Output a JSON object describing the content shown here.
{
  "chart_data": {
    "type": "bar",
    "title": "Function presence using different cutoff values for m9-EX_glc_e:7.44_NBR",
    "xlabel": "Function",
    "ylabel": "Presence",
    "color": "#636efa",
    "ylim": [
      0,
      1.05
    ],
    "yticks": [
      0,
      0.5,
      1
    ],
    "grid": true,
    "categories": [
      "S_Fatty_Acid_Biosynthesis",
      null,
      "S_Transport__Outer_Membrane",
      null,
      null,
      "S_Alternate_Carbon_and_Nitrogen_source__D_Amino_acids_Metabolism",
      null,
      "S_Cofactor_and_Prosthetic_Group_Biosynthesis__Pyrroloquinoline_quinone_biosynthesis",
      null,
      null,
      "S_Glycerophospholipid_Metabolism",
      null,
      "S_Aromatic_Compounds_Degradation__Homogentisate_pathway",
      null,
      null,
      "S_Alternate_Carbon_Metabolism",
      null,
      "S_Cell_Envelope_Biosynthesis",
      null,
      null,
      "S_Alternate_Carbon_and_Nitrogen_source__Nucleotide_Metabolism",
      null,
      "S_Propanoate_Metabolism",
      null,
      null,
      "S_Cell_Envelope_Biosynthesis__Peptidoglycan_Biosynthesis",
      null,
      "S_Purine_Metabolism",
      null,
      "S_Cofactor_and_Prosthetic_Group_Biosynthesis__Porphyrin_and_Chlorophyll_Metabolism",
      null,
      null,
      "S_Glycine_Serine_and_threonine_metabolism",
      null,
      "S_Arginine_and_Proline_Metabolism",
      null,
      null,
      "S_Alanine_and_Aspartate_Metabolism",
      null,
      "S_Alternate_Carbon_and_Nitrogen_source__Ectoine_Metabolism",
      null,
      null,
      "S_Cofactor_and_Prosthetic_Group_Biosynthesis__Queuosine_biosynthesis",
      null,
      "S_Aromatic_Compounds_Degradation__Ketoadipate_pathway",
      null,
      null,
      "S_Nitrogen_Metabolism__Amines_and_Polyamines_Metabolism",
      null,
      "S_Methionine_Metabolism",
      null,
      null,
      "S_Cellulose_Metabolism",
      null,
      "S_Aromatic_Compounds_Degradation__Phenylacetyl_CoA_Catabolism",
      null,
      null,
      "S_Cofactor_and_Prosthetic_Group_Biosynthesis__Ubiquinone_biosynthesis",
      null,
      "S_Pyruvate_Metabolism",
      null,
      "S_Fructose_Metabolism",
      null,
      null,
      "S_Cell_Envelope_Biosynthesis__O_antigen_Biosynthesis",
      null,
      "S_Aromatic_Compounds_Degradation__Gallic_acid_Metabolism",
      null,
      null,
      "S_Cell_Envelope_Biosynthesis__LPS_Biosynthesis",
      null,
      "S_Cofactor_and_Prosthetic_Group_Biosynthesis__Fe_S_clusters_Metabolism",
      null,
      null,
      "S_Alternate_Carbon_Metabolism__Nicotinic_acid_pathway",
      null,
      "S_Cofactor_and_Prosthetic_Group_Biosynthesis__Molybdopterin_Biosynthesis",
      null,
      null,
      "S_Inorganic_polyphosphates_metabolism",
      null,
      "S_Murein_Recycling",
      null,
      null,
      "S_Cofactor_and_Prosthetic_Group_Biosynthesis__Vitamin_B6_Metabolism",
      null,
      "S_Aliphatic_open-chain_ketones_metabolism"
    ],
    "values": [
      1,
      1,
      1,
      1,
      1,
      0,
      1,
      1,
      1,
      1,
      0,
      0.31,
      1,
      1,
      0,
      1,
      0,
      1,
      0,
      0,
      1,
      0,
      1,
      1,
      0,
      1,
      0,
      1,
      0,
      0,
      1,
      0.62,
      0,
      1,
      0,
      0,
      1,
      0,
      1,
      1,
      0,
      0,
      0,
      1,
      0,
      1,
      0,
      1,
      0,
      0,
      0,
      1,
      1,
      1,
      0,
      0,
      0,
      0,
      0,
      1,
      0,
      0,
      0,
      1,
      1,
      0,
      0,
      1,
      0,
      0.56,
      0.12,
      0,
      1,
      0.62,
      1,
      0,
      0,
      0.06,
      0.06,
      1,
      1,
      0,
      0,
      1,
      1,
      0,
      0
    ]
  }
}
━━━━━━━━━━━━━━━━
* [WHAT THIS TASK INVOLVES] Identify each line holding the string "values", and copy it out.

* [ANSWER TO THIS EXERCISE]
    "title": "Function presence using different cutoff values for m9-EX_glc_e:7.44_NBR",
    "values": [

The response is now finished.